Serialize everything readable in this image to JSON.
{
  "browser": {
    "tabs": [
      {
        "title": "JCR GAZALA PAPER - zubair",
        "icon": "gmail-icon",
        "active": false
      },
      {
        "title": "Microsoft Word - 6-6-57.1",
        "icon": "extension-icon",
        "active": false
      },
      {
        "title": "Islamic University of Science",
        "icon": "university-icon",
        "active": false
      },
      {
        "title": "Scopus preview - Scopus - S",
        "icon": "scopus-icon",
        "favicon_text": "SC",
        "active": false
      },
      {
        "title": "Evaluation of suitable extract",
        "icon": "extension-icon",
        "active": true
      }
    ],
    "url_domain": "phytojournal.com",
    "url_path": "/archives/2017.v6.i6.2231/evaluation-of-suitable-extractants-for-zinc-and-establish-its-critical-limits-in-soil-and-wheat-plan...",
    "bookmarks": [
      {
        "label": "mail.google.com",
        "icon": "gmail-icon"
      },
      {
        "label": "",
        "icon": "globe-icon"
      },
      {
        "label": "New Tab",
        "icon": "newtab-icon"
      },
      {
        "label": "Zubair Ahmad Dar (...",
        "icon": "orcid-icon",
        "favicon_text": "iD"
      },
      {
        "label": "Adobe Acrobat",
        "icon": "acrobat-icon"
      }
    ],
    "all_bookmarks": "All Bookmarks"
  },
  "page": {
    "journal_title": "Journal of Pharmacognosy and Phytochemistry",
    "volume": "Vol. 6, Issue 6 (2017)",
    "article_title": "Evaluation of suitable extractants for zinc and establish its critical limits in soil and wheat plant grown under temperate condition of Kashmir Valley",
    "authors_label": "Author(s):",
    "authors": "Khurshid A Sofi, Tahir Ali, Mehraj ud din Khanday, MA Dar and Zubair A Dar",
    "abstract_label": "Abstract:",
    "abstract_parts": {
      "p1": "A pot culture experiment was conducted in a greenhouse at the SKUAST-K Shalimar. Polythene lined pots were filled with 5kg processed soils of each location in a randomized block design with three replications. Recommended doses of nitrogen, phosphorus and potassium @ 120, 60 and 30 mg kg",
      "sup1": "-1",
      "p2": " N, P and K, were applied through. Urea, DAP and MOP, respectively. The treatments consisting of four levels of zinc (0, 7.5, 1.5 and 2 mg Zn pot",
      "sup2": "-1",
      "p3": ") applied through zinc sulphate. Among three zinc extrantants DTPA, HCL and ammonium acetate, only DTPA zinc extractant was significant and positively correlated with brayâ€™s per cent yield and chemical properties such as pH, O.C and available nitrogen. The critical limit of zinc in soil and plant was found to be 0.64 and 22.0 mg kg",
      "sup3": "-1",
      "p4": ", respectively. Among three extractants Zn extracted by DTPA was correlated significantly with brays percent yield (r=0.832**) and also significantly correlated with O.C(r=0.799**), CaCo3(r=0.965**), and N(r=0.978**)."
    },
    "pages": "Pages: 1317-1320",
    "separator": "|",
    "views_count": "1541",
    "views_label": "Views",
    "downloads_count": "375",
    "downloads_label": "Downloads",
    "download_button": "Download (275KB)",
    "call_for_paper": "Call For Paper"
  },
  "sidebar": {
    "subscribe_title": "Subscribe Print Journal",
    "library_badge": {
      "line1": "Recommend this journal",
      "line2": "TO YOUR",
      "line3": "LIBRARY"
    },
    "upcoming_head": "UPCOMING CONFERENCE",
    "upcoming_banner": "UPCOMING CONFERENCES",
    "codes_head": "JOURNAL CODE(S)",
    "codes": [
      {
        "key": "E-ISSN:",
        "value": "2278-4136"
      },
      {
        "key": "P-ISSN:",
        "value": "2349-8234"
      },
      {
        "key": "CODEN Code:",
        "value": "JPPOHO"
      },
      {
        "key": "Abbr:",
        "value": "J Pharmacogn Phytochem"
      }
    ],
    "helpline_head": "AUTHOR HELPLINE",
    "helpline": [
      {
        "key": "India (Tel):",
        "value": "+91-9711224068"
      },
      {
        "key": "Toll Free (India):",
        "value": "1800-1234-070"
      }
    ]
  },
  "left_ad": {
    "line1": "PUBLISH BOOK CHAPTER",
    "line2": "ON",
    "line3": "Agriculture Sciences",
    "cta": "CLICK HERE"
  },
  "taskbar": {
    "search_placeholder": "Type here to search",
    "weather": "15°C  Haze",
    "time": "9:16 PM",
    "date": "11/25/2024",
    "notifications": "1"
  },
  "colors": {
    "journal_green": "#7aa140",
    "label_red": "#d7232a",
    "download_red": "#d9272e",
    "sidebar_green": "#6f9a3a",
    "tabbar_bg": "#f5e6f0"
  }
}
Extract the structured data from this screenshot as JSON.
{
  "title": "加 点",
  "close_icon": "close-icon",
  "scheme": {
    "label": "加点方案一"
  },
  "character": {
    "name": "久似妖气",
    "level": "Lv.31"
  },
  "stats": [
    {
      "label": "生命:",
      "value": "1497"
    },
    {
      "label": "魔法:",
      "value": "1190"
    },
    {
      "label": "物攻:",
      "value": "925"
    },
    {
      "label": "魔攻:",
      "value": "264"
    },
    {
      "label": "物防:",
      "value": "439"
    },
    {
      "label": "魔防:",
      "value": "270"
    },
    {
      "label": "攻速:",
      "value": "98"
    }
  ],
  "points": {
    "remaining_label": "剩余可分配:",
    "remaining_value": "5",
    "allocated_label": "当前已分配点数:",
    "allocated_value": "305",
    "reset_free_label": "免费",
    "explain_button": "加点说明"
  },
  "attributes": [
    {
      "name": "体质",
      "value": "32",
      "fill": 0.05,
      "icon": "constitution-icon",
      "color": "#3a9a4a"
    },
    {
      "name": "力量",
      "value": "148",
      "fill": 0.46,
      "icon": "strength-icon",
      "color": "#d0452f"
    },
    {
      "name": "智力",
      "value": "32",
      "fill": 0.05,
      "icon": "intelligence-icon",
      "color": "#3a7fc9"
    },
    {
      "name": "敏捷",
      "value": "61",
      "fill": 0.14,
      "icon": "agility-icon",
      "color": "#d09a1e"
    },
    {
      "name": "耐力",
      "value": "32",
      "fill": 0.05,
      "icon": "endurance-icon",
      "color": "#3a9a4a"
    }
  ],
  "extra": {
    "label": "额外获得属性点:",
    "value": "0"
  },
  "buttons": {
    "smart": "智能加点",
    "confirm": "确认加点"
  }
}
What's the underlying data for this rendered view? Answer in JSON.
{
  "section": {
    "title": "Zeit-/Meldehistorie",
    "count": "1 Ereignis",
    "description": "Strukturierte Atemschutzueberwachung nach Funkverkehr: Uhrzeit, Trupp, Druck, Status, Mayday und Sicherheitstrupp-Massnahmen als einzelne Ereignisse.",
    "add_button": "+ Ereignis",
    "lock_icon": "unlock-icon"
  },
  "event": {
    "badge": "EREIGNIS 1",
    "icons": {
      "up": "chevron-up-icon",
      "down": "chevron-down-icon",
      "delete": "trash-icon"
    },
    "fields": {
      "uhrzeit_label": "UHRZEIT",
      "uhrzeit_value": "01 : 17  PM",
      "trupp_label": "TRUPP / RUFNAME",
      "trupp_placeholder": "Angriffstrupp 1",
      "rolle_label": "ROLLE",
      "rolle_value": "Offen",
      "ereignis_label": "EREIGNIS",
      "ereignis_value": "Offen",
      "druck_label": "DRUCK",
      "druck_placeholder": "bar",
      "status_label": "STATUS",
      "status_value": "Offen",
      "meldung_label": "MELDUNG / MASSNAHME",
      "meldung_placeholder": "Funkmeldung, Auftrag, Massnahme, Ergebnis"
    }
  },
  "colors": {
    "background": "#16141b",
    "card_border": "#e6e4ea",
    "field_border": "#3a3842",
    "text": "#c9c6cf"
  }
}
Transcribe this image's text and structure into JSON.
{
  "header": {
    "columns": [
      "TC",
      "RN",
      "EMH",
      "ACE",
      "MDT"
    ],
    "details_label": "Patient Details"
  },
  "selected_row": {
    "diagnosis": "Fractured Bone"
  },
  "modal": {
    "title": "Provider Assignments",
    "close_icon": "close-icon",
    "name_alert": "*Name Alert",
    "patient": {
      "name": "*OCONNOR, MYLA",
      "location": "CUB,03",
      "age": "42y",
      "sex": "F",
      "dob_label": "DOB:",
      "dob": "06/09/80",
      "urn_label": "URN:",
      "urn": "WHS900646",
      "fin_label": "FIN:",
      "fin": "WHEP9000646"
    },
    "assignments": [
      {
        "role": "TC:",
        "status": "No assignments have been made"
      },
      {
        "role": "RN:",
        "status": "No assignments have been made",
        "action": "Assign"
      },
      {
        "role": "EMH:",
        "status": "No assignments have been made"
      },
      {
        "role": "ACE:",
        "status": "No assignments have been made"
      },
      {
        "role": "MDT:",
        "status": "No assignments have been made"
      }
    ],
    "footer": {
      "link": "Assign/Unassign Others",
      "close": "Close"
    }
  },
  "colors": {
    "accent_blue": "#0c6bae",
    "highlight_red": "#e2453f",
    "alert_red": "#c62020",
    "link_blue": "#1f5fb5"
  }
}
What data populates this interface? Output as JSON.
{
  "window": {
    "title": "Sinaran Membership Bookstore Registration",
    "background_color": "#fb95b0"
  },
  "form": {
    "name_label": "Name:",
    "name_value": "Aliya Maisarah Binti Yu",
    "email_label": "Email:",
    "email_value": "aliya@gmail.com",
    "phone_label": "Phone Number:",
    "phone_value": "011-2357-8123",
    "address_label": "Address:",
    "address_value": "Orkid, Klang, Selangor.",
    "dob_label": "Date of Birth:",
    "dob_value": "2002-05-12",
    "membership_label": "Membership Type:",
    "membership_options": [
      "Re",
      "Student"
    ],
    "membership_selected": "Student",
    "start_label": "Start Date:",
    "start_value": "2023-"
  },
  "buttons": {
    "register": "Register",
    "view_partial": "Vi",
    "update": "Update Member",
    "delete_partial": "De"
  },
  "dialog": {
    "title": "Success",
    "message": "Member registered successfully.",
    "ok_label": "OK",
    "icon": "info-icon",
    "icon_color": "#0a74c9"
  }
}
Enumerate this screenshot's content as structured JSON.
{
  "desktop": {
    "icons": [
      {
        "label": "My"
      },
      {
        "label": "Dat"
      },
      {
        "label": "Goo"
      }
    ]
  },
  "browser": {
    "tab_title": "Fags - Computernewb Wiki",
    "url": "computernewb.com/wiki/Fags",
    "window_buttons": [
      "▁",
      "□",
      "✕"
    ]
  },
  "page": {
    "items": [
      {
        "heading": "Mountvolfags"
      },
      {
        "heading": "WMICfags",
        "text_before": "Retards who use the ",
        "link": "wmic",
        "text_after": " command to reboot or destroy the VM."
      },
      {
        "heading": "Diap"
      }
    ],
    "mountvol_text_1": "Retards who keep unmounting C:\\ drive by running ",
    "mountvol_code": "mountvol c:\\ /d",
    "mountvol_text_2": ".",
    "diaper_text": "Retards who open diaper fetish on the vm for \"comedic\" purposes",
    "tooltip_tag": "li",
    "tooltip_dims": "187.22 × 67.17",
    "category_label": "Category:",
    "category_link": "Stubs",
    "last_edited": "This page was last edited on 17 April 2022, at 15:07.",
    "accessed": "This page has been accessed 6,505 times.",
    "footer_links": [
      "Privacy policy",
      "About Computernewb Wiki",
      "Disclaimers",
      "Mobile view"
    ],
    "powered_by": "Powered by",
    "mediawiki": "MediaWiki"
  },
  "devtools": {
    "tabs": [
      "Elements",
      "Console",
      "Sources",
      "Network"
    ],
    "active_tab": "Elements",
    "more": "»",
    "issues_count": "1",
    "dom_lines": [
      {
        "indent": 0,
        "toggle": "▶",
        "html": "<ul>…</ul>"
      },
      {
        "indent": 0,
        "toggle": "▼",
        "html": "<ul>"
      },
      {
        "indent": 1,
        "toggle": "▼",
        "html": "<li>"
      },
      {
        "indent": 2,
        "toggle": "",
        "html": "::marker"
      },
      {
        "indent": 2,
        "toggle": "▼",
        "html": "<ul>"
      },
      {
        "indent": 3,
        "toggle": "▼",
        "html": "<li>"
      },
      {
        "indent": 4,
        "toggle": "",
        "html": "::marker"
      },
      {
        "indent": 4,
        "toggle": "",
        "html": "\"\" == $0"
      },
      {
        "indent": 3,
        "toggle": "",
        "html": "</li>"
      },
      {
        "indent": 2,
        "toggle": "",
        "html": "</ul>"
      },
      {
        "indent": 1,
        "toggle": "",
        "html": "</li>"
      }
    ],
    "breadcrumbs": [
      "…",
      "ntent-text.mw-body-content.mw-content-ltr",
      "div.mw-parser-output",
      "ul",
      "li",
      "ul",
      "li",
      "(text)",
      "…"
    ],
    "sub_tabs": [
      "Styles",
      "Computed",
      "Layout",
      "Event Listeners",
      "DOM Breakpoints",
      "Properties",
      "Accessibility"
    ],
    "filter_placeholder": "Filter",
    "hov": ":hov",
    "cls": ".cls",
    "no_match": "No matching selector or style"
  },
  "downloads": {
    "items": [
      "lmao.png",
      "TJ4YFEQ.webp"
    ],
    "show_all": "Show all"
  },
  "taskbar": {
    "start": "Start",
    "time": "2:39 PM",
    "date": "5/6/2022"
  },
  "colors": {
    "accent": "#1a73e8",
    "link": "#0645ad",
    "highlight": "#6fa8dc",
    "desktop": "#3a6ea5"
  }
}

---*---

## Directive
Scan the material above. Return every line containing the string "suitable".

## Task response
        "title": "Evaluation of suitable extract",
    "url_path": "/archives/2017.v6.i6.2231/evaluation-of-suitable-extractants-for-zinc-and-establish-its-critical-limits-in-soil-and-wheat-plan...",
    "article_title": "Evaluation of suitable extractants for zinc and establish its critical limits in soil and wheat plant grown under temperate condition of Kashmir Valley",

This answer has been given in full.